** Begin Data to process **

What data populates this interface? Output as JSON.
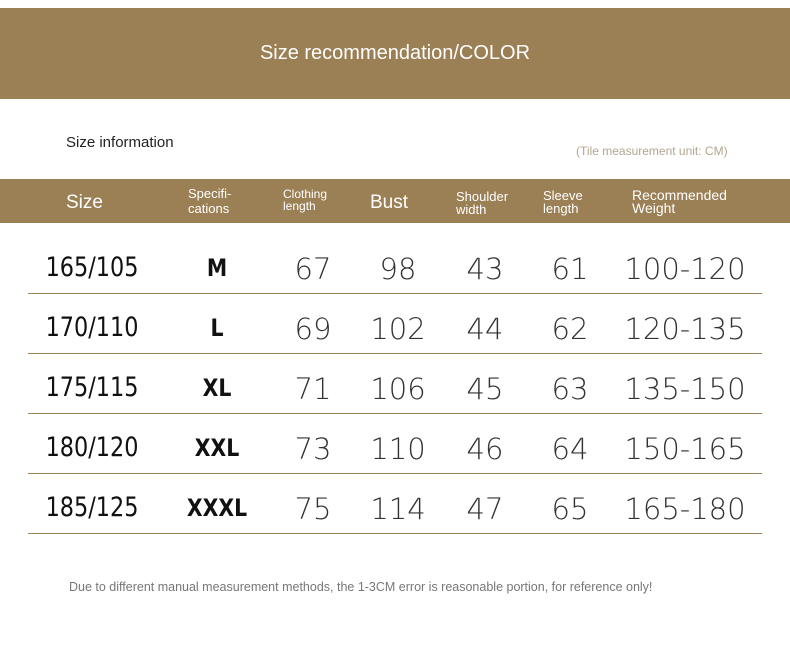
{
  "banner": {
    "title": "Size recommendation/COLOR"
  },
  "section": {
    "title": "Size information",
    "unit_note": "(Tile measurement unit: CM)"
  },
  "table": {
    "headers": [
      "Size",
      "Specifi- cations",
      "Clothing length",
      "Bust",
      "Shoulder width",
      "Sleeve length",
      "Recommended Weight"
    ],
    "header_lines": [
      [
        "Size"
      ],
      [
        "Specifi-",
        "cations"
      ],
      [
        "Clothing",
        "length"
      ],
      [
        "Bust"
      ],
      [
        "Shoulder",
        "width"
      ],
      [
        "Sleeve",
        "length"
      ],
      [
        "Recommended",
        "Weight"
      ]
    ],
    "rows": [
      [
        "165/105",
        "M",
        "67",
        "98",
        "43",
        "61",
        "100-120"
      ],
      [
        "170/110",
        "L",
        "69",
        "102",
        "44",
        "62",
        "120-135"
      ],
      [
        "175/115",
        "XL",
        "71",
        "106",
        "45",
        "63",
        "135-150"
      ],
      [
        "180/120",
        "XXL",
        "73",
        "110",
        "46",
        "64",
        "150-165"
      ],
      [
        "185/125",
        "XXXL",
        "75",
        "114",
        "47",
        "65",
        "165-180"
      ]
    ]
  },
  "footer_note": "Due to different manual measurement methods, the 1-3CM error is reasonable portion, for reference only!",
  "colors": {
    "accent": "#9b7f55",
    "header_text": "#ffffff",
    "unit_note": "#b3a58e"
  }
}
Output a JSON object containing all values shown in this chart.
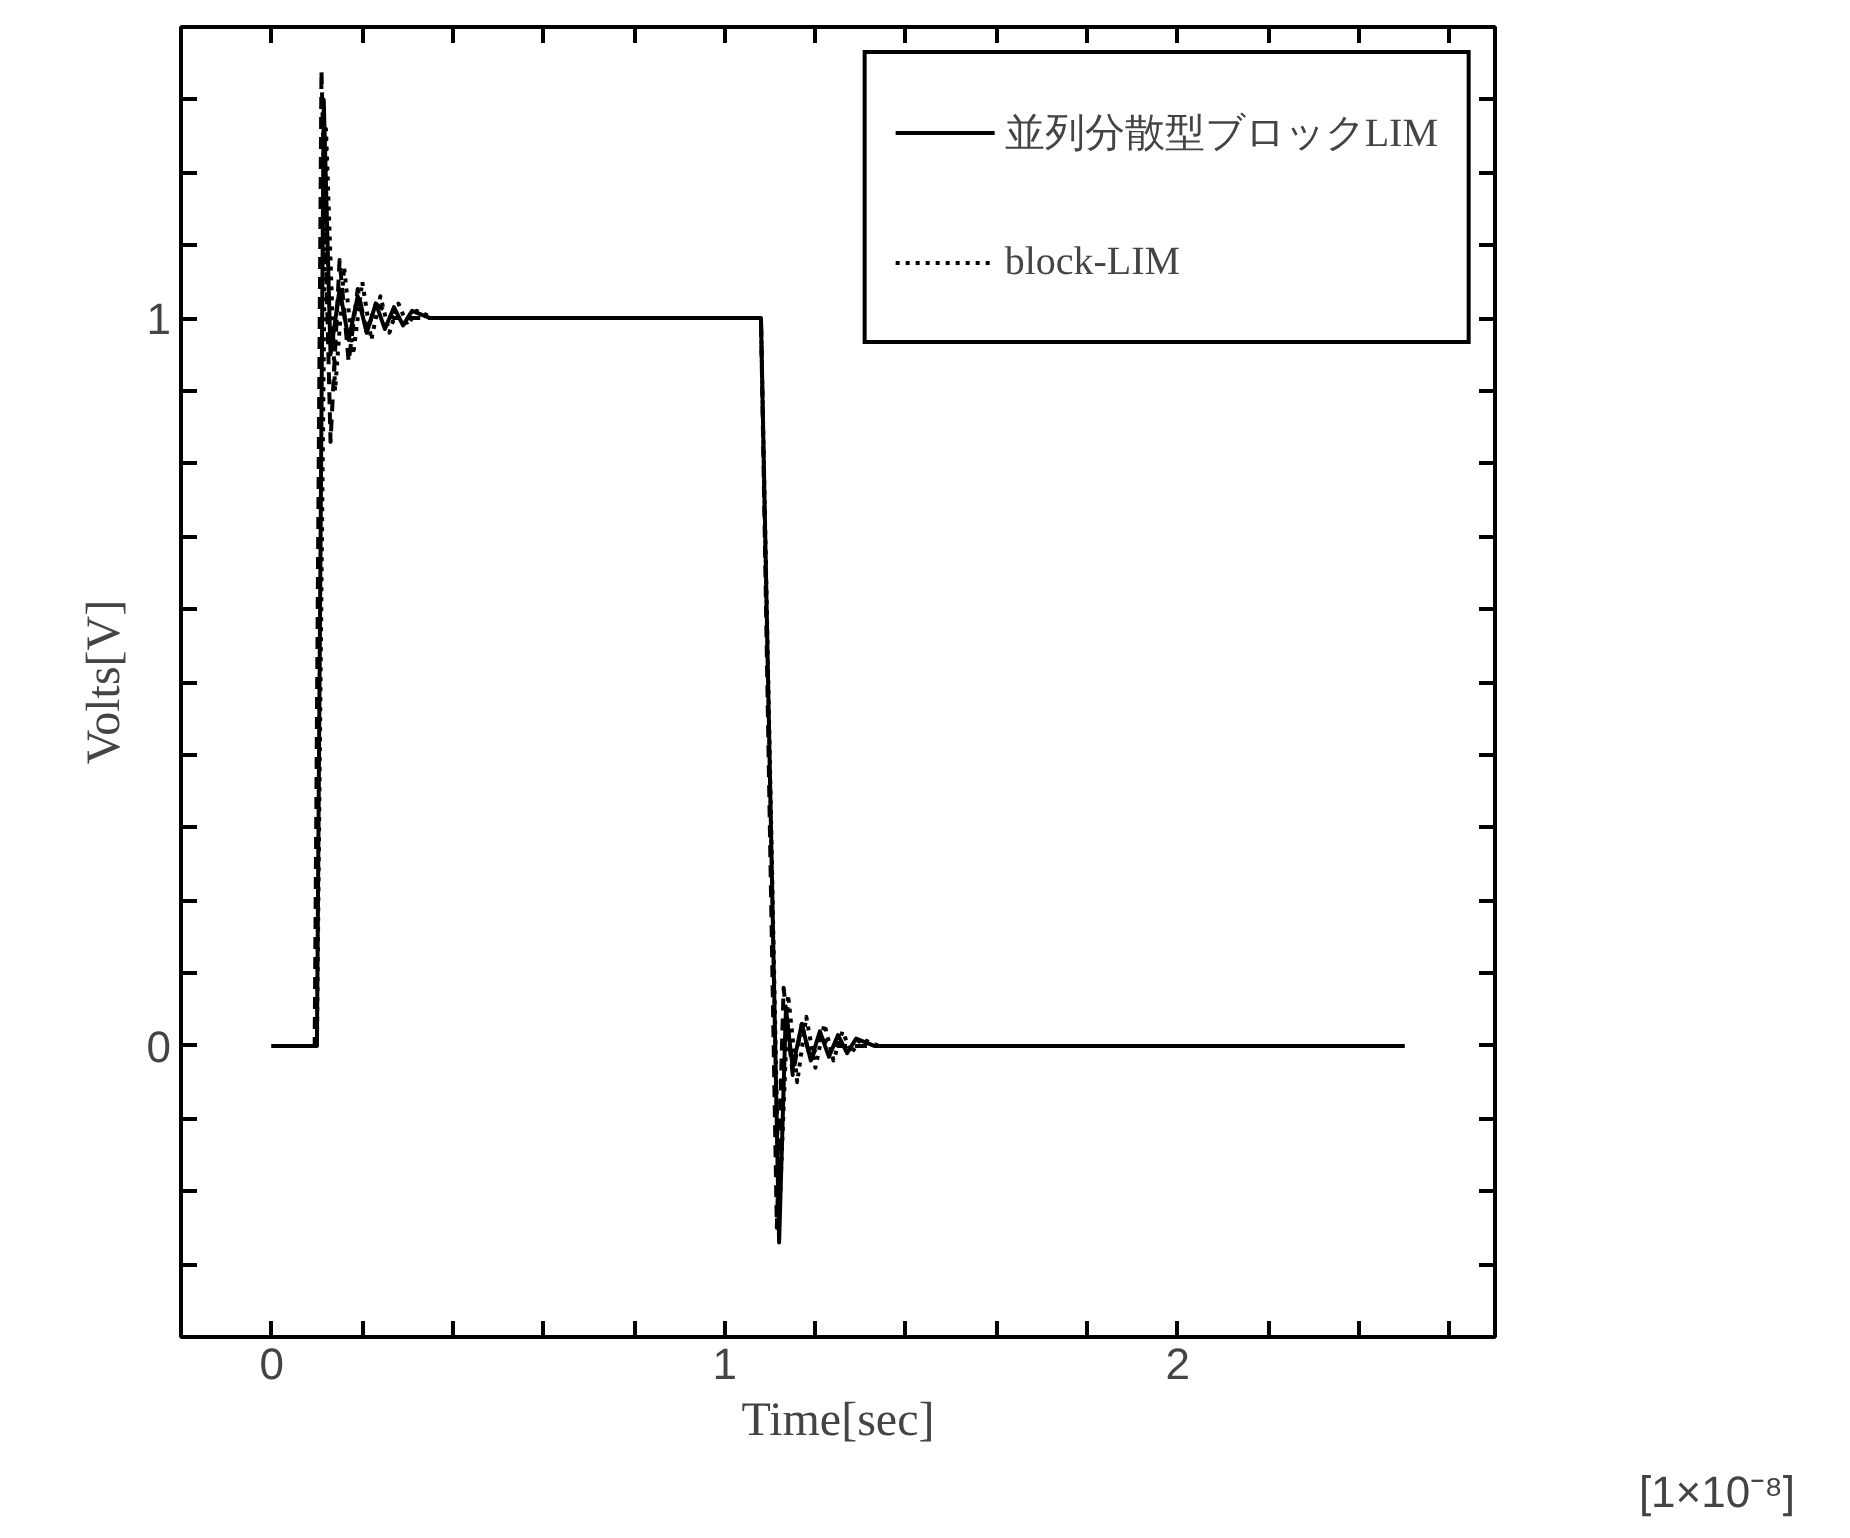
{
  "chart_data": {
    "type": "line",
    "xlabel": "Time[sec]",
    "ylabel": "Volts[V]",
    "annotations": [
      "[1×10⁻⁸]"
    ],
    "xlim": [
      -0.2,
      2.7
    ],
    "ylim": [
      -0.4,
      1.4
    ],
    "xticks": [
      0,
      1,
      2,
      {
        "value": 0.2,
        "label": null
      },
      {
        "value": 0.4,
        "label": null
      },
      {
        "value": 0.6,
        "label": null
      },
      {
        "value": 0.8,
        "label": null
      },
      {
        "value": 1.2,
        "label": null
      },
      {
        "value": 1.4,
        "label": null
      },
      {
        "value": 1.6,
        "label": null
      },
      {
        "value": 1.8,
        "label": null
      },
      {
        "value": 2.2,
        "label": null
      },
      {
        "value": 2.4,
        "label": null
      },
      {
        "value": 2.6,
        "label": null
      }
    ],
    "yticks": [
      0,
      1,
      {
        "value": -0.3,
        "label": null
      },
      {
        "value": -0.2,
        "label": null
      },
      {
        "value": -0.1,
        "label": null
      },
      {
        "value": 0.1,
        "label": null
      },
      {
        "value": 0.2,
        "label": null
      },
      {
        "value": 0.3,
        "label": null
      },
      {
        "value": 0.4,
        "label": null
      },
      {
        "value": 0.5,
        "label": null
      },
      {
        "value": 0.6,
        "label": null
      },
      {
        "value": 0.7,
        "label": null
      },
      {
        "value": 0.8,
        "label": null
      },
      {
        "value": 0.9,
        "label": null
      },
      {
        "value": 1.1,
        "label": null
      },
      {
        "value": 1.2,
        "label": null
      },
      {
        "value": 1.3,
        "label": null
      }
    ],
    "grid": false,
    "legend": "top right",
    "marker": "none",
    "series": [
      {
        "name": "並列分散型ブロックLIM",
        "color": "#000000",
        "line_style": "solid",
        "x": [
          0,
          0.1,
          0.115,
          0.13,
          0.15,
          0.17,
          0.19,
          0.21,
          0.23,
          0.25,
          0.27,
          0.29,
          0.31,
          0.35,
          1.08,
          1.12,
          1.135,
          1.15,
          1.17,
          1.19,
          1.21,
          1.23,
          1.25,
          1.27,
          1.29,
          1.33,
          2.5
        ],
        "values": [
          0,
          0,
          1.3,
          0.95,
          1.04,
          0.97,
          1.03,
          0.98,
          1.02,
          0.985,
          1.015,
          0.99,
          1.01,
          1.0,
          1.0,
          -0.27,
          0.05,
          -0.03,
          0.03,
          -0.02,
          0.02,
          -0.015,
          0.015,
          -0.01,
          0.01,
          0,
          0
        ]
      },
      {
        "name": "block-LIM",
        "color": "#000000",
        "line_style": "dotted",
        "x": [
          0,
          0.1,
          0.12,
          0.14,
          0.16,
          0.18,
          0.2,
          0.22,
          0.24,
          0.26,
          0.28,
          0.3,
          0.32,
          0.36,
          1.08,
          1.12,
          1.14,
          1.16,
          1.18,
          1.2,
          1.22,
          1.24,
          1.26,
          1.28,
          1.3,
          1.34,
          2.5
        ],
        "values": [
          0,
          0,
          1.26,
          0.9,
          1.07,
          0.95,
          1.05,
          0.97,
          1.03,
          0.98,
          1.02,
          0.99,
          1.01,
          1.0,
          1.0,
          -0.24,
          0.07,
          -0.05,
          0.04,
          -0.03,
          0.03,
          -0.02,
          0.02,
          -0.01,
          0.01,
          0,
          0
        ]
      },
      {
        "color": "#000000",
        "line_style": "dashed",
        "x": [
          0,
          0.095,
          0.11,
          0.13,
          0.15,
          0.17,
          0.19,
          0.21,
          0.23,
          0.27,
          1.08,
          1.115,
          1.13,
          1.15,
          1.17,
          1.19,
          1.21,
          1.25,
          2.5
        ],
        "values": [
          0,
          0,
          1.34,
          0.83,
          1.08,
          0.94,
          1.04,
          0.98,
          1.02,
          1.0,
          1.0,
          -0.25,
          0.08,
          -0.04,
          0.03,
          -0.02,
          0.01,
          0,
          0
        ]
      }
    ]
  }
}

** End Data to process **

:: Objective ::
Go through the records. Copy each line where "JSON" appears.

:: Exercise output ::
What data populates this interface? Output as JSON.
Output a JSON object containing all values shown in this chart.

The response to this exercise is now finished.